* AIM OF THE TASK: Find all lines in the listing that include the word "Pipes", then copy them.

* RECORDS FOR THE TASK:
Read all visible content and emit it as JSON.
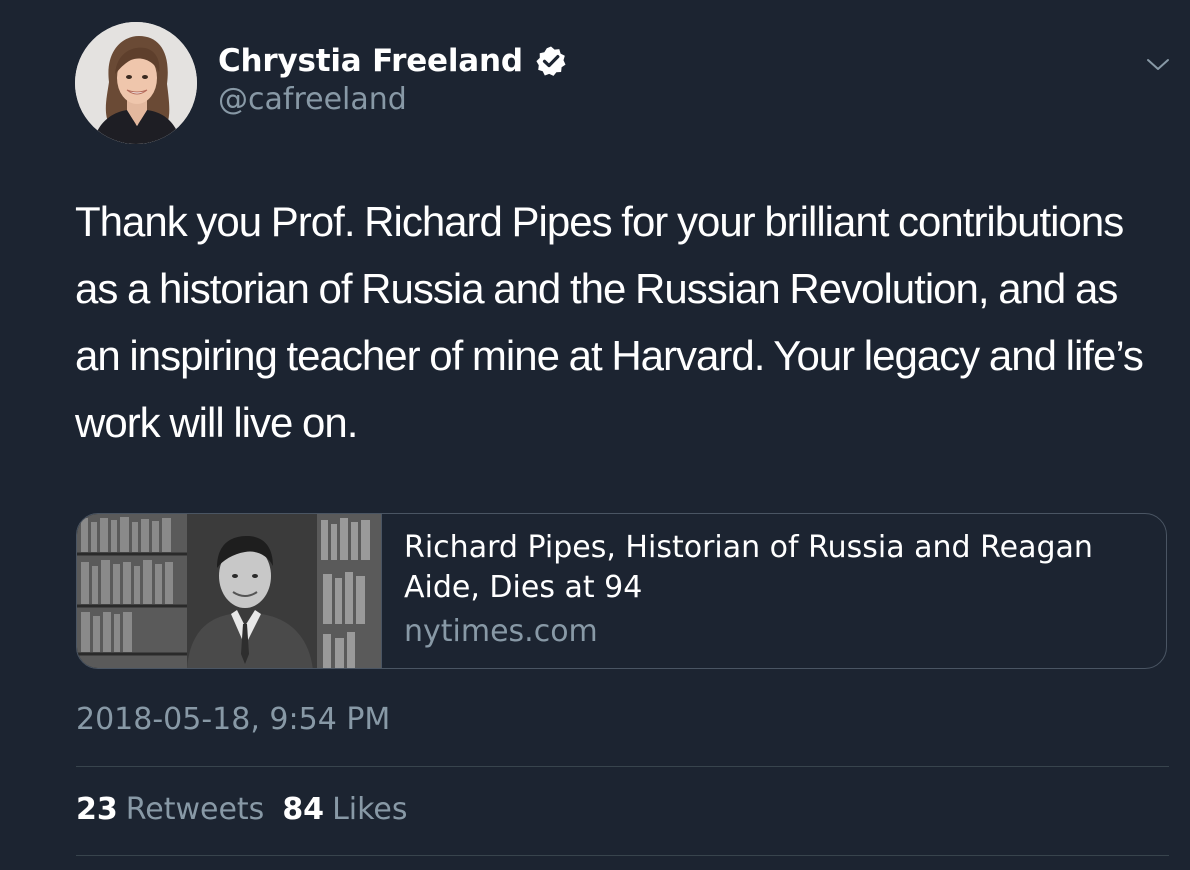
{
  "tweet": {
    "author": {
      "display_name": "Chrystia Freeland",
      "handle": "@cafreeland",
      "verified": true,
      "avatar_icon": "profile-photo"
    },
    "text": "Thank you Prof. Richard Pipes for your brilliant contributions as a historian of Russia and the Russian Revolution, and as an inspiring teacher of mine at Harvard. Your legacy and life’s work will live on.",
    "menu_icon": "chevron-down-icon",
    "card": {
      "title": "Richard Pipes, Historian of Russia and Reagan Aide, Dies at 94",
      "domain": "nytimes.com",
      "image_icon": "article-thumbnail"
    },
    "timestamp": "2018-05-18, 9:54 PM",
    "stats": {
      "retweets_count": "23",
      "retweets_label": "Retweets",
      "likes_count": "84",
      "likes_label": "Likes"
    }
  },
  "colors": {
    "background": "#1c2431",
    "text_primary": "#ffffff",
    "text_secondary": "#8899a6",
    "border": "#38444d"
  }
}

* SOLUTION FOR THIS TASK:
    "text": "Thank you Prof. Richard Pipes for your brilliant contributions as a historian of Russia and the Russian Revolution, and as an inspiring teacher of mine at Harvard. Your legacy and life’s work will live on.",
      "title": "Richard Pipes, Historian of Russia and Reagan Aide, Dies at 94",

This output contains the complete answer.